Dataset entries
= = =
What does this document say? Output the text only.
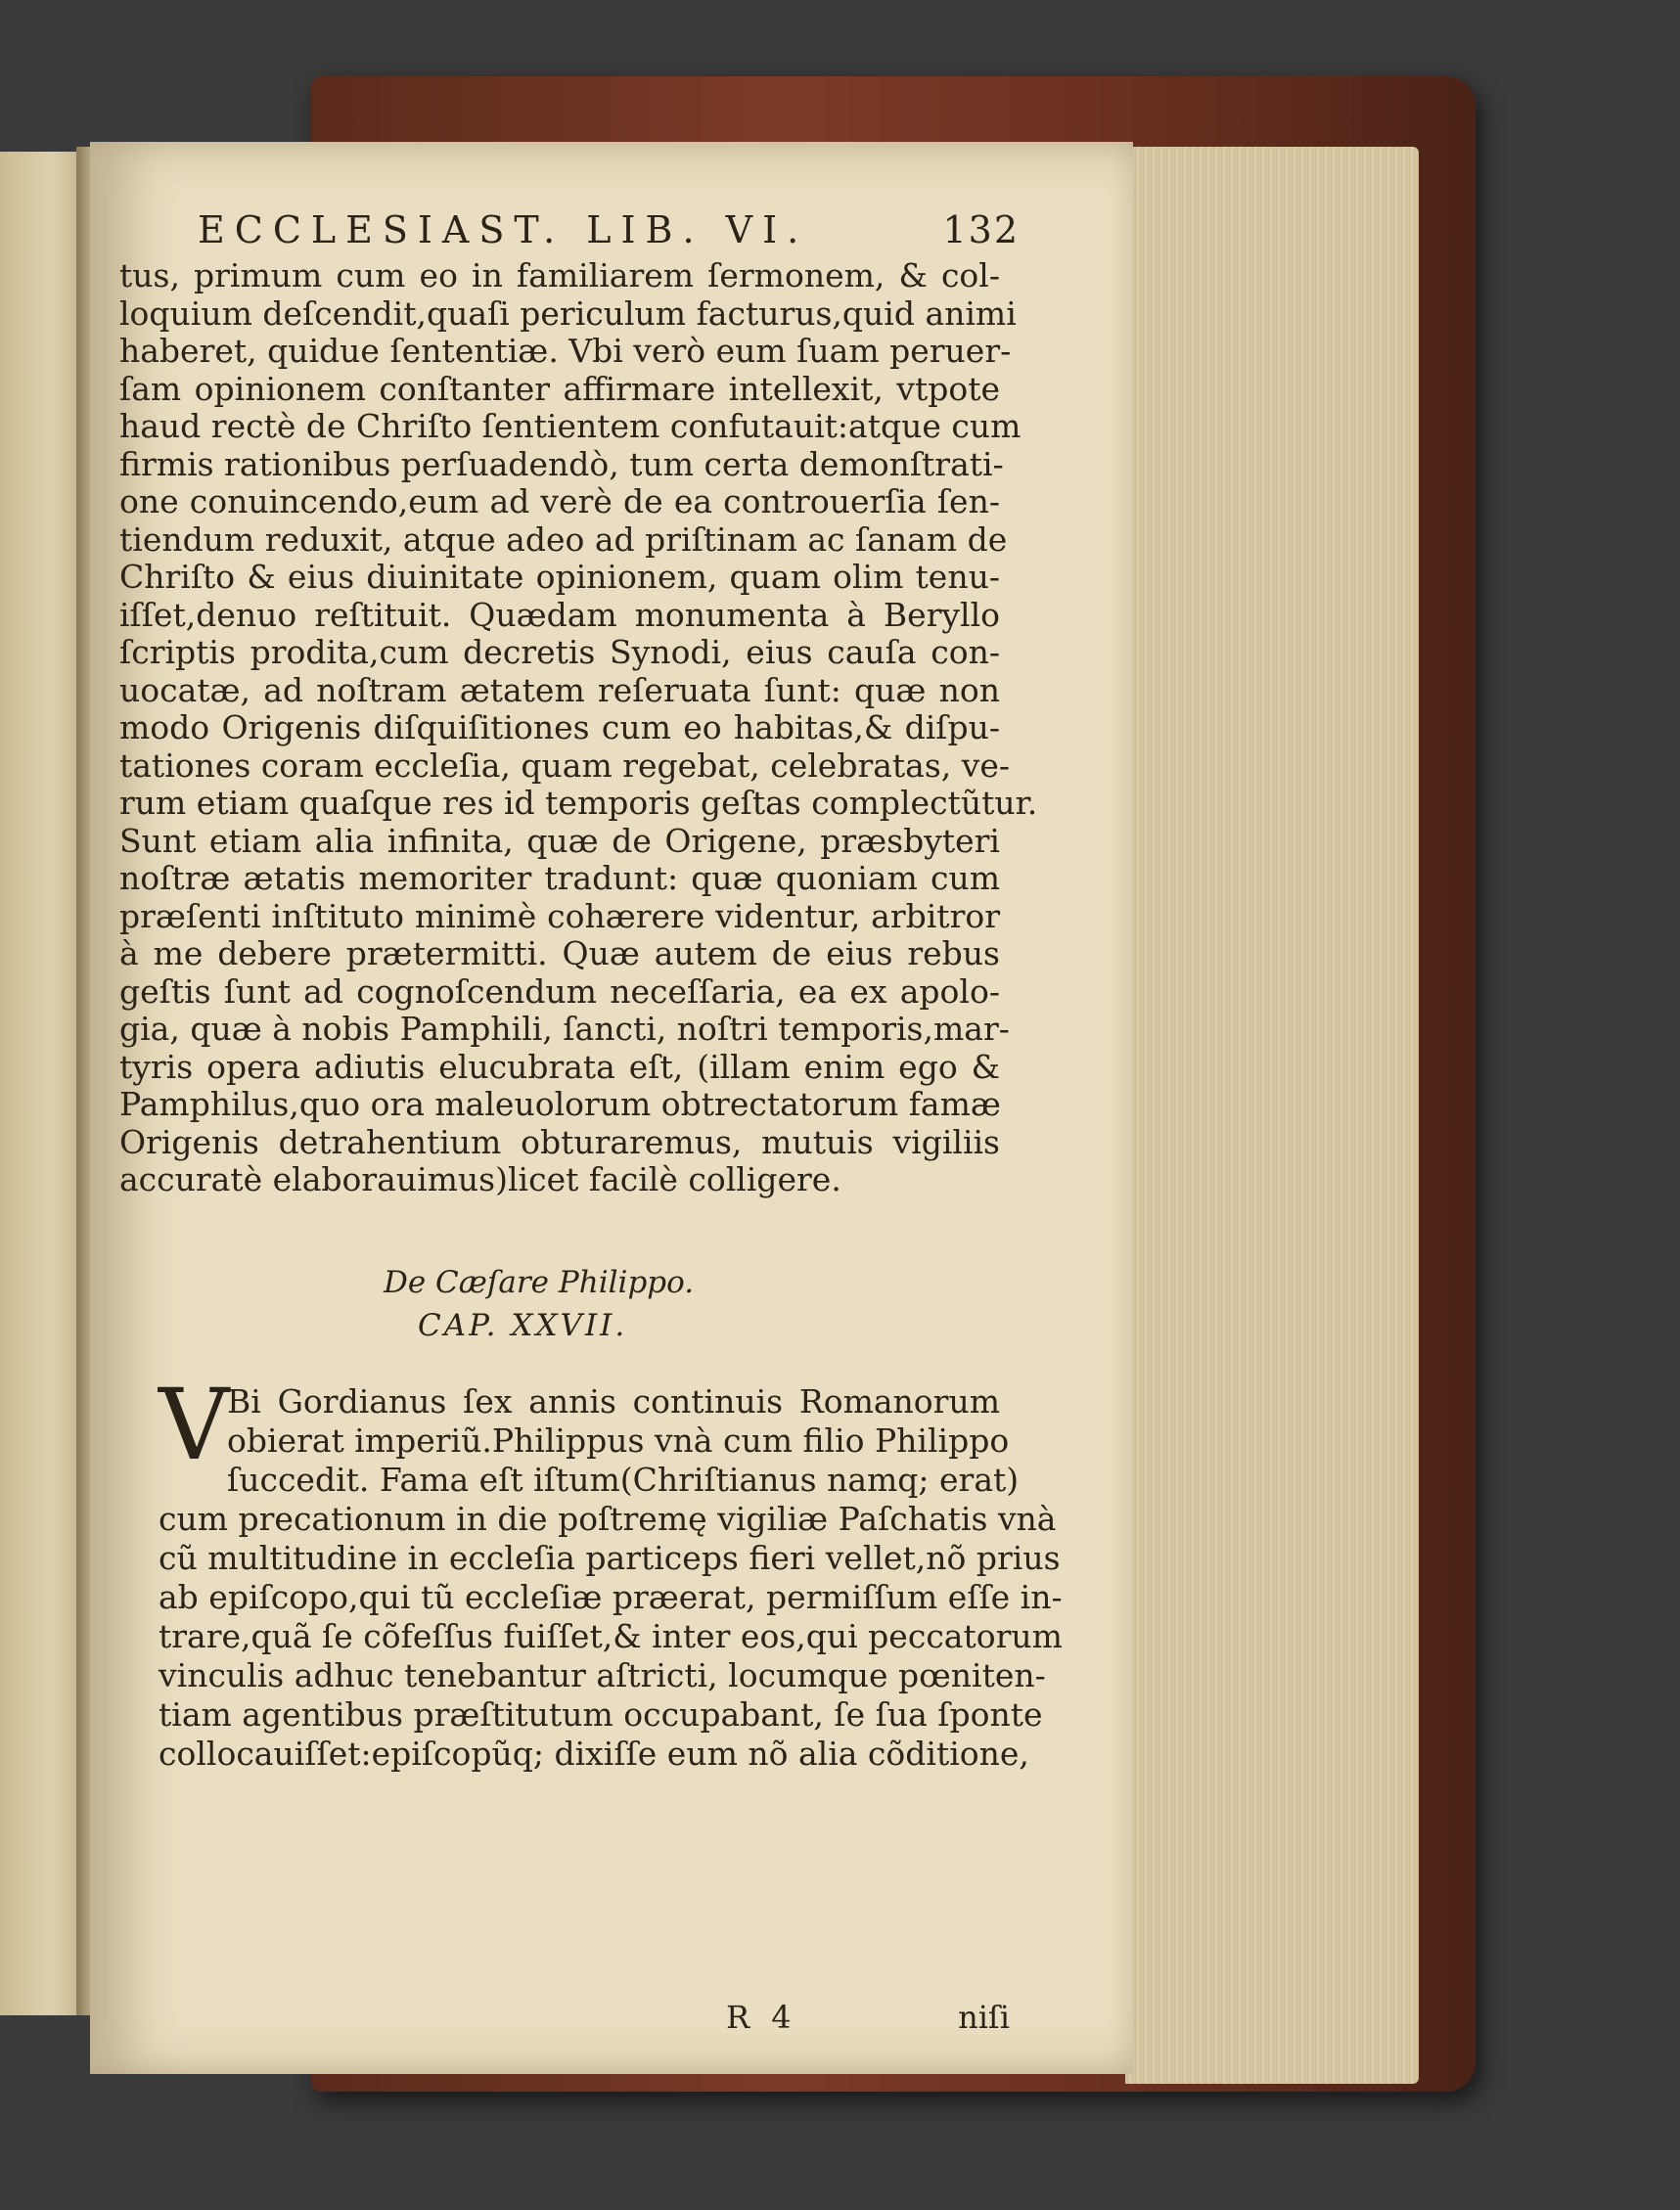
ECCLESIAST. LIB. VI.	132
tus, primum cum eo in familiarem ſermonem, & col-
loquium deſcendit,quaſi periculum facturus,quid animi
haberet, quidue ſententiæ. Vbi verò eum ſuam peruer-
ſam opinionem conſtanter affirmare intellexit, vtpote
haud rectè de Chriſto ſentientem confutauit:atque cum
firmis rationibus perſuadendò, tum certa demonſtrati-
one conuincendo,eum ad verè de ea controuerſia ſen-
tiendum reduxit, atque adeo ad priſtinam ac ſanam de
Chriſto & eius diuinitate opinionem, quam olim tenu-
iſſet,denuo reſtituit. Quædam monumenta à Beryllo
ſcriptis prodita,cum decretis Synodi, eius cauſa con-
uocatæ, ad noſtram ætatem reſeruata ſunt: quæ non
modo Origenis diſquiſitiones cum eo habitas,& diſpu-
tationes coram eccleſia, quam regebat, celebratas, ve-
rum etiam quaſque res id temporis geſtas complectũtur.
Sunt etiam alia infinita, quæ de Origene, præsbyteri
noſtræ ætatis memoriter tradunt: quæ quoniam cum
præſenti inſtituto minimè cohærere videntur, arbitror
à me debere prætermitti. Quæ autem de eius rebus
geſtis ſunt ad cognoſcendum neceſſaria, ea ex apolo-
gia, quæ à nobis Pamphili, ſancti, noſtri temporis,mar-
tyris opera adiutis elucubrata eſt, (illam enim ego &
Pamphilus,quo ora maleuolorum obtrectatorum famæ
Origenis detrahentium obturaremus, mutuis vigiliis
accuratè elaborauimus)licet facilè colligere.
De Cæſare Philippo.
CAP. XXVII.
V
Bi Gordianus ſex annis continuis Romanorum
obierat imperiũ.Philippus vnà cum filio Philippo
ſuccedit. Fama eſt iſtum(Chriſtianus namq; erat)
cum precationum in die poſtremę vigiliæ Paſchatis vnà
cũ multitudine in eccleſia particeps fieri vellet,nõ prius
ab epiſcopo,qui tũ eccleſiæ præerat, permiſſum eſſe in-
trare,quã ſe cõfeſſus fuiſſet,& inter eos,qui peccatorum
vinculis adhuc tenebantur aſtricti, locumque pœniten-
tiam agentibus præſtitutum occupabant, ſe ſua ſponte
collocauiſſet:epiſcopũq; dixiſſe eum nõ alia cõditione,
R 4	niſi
= = =
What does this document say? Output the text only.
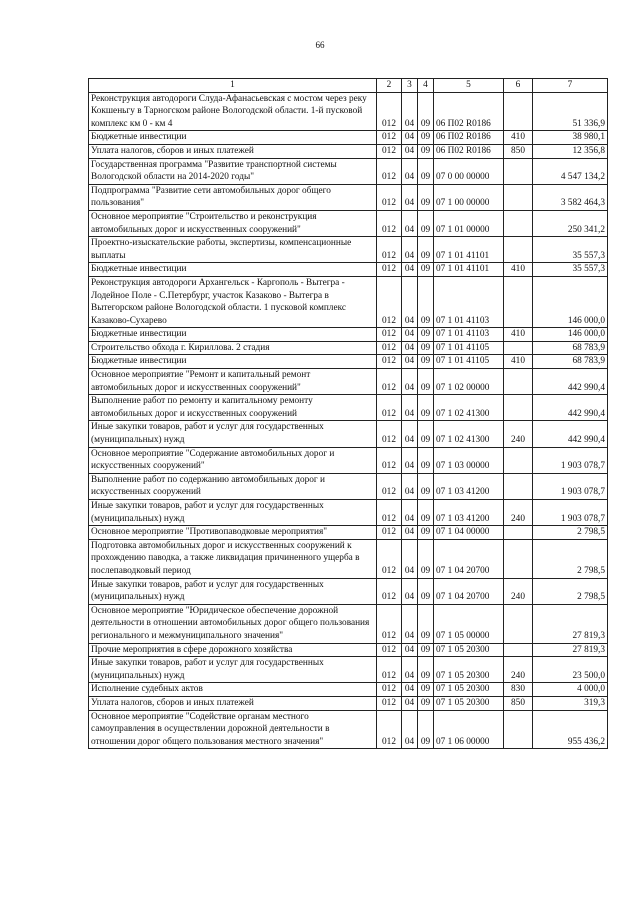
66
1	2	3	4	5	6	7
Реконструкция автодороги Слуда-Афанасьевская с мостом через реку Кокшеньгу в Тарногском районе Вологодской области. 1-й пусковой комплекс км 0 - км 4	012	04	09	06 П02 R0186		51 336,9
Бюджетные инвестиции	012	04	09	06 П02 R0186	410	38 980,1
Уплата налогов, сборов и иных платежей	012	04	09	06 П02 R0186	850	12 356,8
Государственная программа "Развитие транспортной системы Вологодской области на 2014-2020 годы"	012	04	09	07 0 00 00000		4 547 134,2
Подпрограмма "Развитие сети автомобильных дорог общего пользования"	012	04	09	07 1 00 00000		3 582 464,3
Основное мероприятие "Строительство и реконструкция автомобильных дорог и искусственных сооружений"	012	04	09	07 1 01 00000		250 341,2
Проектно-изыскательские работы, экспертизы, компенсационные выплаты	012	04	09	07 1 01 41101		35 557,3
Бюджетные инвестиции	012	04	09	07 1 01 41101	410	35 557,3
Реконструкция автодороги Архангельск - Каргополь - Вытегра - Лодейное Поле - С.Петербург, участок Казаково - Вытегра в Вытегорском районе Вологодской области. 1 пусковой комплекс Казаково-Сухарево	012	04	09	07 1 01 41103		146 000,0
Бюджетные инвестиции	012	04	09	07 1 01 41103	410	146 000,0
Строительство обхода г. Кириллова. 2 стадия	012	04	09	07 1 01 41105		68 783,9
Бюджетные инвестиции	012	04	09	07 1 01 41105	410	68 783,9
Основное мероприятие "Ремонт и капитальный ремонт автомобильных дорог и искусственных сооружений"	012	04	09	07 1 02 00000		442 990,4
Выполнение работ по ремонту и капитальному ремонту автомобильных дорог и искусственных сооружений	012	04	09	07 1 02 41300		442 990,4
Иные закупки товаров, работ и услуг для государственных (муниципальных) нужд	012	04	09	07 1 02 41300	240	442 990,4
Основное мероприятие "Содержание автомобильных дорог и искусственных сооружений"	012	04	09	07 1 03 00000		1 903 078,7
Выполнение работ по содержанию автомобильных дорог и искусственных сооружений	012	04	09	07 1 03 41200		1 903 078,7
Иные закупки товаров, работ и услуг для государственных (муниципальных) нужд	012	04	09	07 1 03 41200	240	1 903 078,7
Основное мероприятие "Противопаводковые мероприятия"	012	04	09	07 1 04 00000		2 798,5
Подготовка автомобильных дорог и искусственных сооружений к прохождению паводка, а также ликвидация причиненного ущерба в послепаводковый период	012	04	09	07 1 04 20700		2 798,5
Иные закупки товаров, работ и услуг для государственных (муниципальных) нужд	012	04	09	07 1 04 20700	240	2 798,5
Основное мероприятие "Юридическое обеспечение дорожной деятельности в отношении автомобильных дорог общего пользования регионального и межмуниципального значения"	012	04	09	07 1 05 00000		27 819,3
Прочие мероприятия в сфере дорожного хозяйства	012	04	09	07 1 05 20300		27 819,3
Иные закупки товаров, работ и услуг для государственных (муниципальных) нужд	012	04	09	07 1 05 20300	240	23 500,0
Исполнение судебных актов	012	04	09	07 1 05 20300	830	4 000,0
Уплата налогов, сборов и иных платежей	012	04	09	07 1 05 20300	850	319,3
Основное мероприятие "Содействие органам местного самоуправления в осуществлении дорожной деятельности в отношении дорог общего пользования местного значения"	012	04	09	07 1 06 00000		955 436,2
= = =
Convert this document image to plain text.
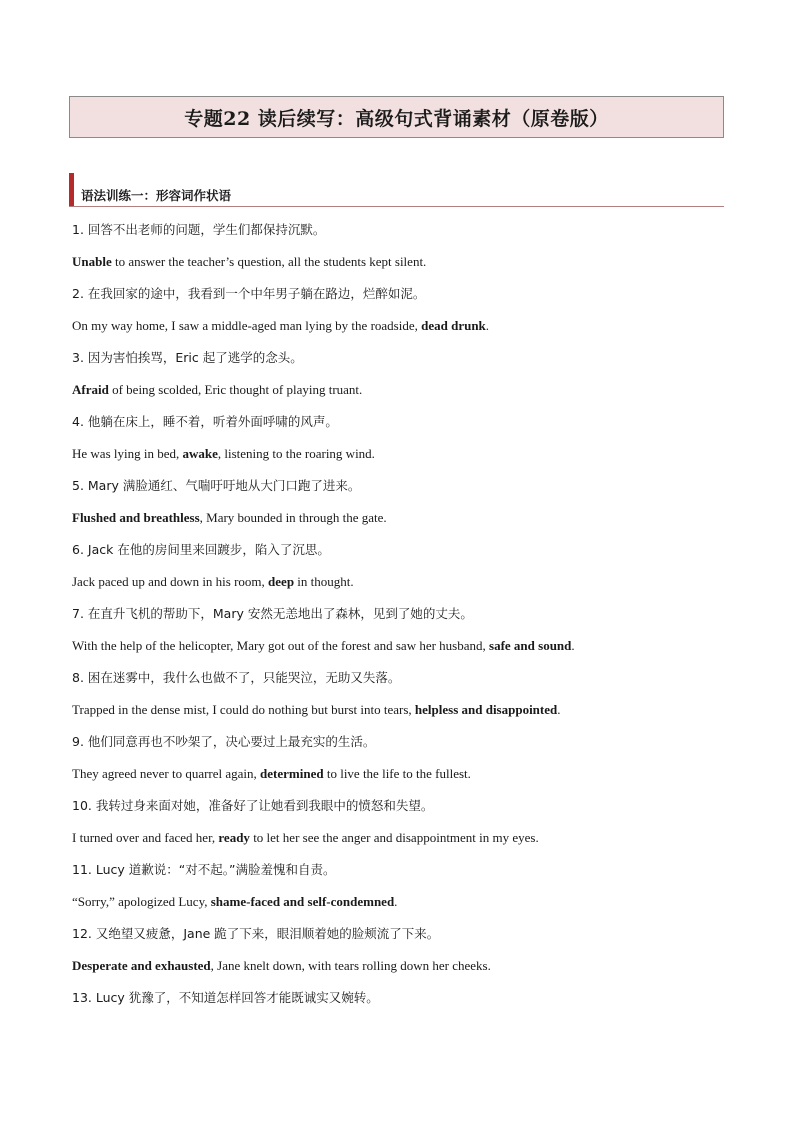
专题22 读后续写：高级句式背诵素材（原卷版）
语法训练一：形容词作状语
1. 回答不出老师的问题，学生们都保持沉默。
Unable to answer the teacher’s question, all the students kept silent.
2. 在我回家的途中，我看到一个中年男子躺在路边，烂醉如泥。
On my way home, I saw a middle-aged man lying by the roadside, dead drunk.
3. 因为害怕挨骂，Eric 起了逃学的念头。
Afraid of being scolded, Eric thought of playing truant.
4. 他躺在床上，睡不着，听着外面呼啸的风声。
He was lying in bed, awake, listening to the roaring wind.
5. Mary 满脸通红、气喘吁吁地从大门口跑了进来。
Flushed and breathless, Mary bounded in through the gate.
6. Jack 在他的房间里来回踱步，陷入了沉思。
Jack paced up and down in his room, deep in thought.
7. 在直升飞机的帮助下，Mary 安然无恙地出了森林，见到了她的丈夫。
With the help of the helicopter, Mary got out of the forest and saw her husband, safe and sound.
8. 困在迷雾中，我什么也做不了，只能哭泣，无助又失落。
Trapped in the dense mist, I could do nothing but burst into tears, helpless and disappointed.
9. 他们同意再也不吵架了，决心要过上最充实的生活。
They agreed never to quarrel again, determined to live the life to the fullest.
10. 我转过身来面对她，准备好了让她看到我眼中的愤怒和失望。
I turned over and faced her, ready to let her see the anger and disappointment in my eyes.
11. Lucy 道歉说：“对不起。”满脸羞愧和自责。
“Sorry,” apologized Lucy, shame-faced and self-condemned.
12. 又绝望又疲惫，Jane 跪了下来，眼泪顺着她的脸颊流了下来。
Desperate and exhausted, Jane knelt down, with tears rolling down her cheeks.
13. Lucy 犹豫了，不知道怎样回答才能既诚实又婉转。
= = =
- SHORT EXERCISE
Go through the records and show every line with the string "lying" in it.

- TASK RESULT
On my way home, I saw a middle-aged man lying by the roadside, dead drunk.
He was lying in bed, awake, listening to the roaring wind.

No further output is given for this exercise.